== Written instruction ==
Which lines hold the word "zwei"? Copy each of them from the material.

(Stored items from a collection)
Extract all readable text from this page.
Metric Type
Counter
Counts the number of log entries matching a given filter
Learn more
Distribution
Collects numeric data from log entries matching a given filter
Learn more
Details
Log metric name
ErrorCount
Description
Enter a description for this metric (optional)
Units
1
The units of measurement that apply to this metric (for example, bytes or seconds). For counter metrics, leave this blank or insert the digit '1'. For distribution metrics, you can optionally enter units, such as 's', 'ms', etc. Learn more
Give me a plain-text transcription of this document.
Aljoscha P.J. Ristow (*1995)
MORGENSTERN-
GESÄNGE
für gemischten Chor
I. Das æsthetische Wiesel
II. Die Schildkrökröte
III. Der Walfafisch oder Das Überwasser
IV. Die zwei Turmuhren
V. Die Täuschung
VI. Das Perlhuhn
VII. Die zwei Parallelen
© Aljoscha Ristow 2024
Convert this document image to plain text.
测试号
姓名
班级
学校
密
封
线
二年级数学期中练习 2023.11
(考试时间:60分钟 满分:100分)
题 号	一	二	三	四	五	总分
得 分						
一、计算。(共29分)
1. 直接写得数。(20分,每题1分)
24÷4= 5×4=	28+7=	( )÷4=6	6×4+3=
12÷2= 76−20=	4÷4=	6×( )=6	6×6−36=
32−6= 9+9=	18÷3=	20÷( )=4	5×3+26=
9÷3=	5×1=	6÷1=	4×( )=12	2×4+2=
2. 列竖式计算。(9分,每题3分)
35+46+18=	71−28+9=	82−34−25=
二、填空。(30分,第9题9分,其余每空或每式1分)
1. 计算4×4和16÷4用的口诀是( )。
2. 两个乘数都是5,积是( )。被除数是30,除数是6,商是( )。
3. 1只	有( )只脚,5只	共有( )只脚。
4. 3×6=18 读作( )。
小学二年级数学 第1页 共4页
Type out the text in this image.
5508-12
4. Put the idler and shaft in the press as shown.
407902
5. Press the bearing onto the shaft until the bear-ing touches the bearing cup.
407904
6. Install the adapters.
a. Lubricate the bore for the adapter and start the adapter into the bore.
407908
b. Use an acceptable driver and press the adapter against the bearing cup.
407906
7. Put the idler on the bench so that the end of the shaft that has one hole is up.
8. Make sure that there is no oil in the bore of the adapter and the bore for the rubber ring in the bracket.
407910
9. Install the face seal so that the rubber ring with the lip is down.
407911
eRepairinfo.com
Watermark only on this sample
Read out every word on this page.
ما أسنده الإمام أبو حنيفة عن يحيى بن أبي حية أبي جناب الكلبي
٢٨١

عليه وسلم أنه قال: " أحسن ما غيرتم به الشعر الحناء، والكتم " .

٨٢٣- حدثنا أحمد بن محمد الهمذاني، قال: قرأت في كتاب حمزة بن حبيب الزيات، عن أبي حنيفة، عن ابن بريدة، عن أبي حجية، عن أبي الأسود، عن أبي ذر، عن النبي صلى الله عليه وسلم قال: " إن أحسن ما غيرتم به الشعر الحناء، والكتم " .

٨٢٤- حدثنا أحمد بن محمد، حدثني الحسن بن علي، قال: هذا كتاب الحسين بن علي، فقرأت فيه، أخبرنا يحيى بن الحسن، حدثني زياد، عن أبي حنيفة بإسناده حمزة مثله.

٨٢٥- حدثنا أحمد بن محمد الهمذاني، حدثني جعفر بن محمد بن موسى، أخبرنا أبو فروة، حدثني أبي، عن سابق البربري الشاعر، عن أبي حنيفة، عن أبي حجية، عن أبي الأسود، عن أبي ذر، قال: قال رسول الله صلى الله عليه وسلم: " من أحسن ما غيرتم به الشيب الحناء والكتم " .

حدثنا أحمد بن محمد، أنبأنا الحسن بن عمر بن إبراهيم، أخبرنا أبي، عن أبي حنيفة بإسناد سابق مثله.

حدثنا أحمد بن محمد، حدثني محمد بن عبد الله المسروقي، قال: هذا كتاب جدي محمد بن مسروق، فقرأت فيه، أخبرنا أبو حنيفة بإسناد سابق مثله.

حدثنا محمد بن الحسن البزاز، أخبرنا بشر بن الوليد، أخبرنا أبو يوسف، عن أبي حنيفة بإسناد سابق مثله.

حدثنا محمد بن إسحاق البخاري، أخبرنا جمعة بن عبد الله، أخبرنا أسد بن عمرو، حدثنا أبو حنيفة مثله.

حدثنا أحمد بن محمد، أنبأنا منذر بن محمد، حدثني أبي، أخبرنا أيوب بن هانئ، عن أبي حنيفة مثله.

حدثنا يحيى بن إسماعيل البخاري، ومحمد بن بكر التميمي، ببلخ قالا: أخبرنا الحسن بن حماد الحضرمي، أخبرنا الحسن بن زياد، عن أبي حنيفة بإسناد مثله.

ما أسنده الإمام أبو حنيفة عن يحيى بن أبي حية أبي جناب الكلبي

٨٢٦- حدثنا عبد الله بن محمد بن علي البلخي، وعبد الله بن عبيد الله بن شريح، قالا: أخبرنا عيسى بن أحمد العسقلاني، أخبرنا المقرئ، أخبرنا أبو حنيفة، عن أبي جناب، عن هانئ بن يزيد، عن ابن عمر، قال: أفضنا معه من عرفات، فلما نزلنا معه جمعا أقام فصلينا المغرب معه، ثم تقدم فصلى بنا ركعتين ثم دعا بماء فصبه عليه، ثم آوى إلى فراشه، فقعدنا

== Exercise output ==
IV. Die zwei Turmuhren
VII. Die zwei Parallelen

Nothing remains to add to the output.